(Layout coordinate data)
BEGIN

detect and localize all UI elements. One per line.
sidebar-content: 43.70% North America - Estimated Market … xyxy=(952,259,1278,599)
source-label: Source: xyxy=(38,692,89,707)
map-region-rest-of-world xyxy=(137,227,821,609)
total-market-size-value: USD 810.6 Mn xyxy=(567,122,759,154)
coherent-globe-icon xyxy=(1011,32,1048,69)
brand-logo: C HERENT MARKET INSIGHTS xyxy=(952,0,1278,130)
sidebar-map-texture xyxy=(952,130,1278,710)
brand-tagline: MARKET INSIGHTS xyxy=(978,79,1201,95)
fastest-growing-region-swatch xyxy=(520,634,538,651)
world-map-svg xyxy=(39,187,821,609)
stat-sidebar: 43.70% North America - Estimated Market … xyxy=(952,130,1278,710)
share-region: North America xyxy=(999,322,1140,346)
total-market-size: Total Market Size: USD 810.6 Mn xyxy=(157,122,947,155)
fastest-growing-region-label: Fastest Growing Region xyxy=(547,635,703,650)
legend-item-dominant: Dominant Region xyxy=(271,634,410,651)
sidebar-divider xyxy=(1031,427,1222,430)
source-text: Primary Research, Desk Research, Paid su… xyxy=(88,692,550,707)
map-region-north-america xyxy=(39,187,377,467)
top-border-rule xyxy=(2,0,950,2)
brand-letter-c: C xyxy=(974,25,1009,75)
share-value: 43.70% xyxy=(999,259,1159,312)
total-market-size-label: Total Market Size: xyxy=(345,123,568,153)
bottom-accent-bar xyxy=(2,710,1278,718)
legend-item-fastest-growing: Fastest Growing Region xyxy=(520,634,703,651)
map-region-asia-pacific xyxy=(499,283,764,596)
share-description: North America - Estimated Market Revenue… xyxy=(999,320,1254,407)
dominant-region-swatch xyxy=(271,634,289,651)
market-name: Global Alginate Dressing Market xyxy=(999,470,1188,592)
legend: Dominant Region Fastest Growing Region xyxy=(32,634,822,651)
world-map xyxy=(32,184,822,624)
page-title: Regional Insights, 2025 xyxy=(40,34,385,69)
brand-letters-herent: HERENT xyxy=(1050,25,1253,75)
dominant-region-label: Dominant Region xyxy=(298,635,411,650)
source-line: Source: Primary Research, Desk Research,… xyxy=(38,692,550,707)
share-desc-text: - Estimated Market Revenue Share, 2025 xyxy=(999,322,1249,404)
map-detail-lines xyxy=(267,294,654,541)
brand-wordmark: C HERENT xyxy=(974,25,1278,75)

END

### EXERCISE REQUIREMENTS
Can you arrange the lines of all the items above as a JSON list of strings, with one string per line and no blank lines?

### IN RESPONSE
[
  "detect and localize all UI elements. One per line.",
  "sidebar-content: 43.70% North America - Estimated Market … xyxy=(952,259,1278,599)",
  "source-label: Source: xyxy=(38,692,89,707)",
  "map-region-rest-of-world xyxy=(137,227,821,609)",
  "total-market-size-value: USD 810.6 Mn xyxy=(567,122,759,154)",
  "coherent-globe-icon xyxy=(1011,32,1048,69)",
  "brand-logo: C HERENT MARKET INSIGHTS xyxy=(952,0,1278,130)",
  "sidebar-map-texture xyxy=(952,130,1278,710)",
  "brand-tagline: MARKET INSIGHTS xyxy=(978,79,1201,95)",
  "fastest-growing-region-swatch xyxy=(520,634,538,651)",
  "world-map-svg xyxy=(39,187,821,609)",
  "stat-sidebar: 43.70% North America - Estimated Market … xyxy=(952,130,1278,710)",
  "share-region: North America xyxy=(999,322,1140,346)",
  "total-market-size: Total Market Size: USD 810.6 Mn xyxy=(157,122,947,155)",
  "fastest-growing-region-label: Fastest Growing Region xyxy=(547,635,703,650)",
  "legend-item-dominant: Dominant Region xyxy=(271,634,410,651)",
  "sidebar-divider xyxy=(1031,427,1222,430)",
  "source-text: Primary Research, Desk Research, Paid su… xyxy=(88,692,550,707)",
  "map-region-north-america xyxy=(39,187,377,467)",
  "top-border-rule xyxy=(2,0,950,2)",
  "brand-letter-c: C xyxy=(974,25,1009,75)",
  "share-value: 43.70% xyxy=(999,259,1159,312)",
  "total-market-size-label: Total Market Size: xyxy=(345,123,568,153)",
  "bottom-accent-bar xyxy=(2,710,1278,718)",
  "legend-item-fastest-growing: Fastest Growing Region xyxy=(520,634,703,651)",
  "map-region-asia-pacific xyxy=(499,283,764,596)",
  "share-description: North America - Estimated Market Revenue… xyxy=(999,320,1254,407)",
  "dominant-region-swatch xyxy=(271,634,289,651)",
  "market-name: Global Alginate Dressing Market xyxy=(999,470,1188,592)",
  "legend: Dominant Region Fastest Growing Region xyxy=(32,634,822,651)",
  "world-map xyxy=(32,184,822,624)",
  "page-title: Regional Insights, 2025 xyxy=(40,34,385,69)",
  "brand-letters-herent: HERENT xyxy=(1050,25,1253,75)",
  "dominant-region-label: Dominant Region xyxy=(298,635,411,650)",
  "source-line: Source: Primary Research, Desk Research,… xyxy=(38,692,550,707)",
  "share-desc-text: - Estimated Market Revenue Share, 2025 xyxy=(999,322,1249,404)",
  "map-detail-lines xyxy=(267,294,654,541)",
  "brand-wordmark: C HERENT xyxy=(974,25,1278,75)"
]